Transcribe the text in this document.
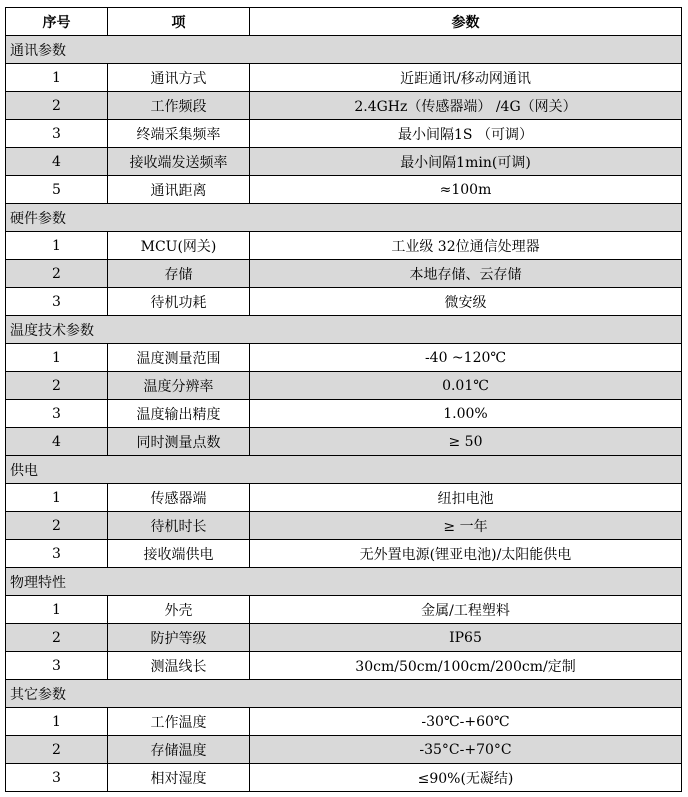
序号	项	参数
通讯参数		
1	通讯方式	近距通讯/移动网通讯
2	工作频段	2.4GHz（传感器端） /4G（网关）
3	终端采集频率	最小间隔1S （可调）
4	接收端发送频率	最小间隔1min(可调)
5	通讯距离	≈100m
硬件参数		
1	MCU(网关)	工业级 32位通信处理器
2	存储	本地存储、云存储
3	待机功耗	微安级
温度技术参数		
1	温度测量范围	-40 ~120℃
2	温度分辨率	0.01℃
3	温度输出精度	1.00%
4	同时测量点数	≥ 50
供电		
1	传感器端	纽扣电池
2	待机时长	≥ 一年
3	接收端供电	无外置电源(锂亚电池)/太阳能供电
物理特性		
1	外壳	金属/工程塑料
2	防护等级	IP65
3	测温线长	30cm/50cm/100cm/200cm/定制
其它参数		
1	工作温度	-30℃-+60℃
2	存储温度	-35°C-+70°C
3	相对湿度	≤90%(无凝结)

══════════════════════════════

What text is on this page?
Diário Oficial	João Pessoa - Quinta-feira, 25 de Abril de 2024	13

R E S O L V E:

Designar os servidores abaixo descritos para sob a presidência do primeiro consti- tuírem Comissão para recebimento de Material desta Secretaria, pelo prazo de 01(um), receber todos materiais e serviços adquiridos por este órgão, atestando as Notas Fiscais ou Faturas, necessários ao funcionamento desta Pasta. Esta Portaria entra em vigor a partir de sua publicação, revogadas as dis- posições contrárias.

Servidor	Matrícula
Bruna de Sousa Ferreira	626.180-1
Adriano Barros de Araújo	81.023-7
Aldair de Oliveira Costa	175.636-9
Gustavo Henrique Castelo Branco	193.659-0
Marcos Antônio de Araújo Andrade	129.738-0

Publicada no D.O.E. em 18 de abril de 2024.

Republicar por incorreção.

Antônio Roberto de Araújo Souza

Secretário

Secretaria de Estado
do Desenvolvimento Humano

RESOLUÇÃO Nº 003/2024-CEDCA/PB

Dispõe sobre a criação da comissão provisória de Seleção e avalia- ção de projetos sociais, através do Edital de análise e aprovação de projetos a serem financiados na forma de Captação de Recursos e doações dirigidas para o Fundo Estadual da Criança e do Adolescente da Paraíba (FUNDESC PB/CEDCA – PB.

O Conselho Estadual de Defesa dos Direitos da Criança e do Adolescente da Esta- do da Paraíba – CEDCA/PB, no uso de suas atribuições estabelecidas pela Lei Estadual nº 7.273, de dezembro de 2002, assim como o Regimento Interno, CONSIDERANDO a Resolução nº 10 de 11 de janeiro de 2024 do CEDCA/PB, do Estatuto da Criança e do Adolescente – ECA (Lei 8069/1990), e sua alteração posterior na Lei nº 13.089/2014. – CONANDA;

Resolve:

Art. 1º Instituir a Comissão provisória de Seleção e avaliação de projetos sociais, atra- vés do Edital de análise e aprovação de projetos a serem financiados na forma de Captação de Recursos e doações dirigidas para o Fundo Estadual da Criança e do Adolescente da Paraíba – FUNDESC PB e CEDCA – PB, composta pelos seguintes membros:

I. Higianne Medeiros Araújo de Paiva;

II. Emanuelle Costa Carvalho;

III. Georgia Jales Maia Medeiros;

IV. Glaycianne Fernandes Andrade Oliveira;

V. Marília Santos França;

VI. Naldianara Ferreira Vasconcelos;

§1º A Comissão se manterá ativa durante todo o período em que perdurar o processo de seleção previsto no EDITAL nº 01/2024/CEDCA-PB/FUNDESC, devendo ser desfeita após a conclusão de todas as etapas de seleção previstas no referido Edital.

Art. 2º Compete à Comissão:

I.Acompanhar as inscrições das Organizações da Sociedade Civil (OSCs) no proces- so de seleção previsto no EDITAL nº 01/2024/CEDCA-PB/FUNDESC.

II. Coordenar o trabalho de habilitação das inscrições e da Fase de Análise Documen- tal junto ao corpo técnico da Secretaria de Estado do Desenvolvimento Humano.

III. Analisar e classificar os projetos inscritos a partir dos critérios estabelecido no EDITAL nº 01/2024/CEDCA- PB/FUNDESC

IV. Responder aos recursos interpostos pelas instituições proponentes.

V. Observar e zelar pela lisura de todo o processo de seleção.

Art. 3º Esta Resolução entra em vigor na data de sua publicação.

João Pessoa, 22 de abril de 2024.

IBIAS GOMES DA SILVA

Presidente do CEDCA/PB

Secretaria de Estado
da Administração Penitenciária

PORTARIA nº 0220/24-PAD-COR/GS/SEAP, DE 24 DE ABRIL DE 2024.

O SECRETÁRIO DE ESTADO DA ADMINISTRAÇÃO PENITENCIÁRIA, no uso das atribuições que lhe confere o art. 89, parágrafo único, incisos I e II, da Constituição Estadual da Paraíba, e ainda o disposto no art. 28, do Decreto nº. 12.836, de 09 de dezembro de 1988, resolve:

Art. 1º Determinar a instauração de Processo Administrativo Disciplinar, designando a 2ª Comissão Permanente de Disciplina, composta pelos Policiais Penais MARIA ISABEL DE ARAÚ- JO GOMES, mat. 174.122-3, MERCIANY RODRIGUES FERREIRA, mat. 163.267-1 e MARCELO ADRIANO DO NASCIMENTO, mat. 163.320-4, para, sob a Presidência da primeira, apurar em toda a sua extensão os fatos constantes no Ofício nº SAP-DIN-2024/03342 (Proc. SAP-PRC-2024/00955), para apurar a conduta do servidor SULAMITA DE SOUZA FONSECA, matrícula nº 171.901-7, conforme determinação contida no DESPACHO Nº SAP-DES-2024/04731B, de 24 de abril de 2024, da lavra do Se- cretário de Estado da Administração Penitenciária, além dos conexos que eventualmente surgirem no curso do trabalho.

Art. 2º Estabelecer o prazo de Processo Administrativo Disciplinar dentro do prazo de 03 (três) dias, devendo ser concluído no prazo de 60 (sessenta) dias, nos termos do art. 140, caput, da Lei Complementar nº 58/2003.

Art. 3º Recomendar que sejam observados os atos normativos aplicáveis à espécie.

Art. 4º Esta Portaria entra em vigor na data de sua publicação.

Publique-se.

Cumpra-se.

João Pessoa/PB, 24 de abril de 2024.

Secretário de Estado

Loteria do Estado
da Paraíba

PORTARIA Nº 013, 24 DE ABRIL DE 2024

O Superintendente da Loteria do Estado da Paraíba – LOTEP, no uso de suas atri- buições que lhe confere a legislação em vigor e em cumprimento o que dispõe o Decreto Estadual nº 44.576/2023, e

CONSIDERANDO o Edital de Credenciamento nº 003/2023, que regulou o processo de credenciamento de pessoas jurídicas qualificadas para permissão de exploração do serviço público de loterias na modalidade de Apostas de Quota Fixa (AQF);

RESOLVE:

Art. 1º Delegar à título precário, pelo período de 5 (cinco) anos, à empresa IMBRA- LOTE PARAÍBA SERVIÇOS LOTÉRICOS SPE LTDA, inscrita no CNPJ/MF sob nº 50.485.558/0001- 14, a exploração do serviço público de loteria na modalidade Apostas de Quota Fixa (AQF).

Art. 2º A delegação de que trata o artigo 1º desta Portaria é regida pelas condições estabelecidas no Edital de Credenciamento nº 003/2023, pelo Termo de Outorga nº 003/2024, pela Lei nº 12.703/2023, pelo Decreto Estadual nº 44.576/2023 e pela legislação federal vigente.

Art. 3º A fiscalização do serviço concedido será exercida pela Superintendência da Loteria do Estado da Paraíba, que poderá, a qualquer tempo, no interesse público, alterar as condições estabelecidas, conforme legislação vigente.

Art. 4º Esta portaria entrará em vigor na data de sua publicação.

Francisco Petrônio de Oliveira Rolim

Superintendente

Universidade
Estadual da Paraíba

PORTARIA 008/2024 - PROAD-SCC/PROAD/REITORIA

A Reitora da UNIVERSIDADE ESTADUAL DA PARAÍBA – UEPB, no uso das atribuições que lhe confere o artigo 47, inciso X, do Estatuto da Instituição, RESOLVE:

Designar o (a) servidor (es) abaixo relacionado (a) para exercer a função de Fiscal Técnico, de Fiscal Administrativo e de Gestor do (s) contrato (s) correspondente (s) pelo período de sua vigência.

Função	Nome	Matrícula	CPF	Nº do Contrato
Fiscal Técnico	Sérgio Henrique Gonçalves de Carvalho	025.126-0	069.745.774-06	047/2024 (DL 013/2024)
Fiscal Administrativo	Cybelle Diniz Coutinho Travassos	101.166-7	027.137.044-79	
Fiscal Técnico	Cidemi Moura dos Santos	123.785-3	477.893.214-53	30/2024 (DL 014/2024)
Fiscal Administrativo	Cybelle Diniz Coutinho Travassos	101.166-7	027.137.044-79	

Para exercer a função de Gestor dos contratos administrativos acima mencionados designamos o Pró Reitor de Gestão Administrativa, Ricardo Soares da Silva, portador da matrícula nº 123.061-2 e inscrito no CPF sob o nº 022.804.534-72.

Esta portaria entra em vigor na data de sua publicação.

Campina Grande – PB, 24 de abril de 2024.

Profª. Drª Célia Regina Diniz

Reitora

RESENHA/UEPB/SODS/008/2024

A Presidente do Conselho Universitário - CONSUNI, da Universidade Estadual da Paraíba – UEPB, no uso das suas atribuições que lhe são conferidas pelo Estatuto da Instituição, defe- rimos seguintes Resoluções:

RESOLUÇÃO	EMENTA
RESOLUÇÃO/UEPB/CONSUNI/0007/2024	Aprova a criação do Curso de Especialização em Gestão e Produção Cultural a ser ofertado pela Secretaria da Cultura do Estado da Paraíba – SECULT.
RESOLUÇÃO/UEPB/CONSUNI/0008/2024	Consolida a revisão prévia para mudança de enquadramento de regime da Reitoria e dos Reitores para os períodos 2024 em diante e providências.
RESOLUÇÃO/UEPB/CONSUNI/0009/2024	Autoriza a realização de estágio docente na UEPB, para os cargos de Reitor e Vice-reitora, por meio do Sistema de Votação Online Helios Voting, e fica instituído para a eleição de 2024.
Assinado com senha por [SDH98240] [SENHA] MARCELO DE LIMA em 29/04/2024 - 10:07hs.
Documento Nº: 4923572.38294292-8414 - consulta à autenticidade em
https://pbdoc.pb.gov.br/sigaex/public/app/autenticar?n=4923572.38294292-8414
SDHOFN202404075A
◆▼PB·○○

══════════════════════════════

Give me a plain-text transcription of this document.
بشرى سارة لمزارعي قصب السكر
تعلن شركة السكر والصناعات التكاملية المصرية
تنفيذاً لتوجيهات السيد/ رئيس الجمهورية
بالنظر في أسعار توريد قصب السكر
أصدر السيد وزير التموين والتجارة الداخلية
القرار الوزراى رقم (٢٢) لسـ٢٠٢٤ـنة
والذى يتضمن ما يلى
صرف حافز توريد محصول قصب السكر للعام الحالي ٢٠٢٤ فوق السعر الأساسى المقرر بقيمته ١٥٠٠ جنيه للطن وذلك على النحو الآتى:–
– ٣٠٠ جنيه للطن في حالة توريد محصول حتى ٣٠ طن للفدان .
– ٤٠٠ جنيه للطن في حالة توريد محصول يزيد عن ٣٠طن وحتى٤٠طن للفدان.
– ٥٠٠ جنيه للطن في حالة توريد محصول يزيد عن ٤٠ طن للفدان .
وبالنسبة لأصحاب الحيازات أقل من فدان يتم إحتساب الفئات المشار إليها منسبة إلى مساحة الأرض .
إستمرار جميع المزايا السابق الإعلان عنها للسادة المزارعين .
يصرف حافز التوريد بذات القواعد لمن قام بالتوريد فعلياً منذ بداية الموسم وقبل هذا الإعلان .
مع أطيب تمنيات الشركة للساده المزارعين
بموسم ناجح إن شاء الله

══════════════════════════════

[WHAT THE TASK ASKS]
How many lines in these entries hold the string "partir"? Answer with the number alone.

[ANSWER TO THE TASK]
2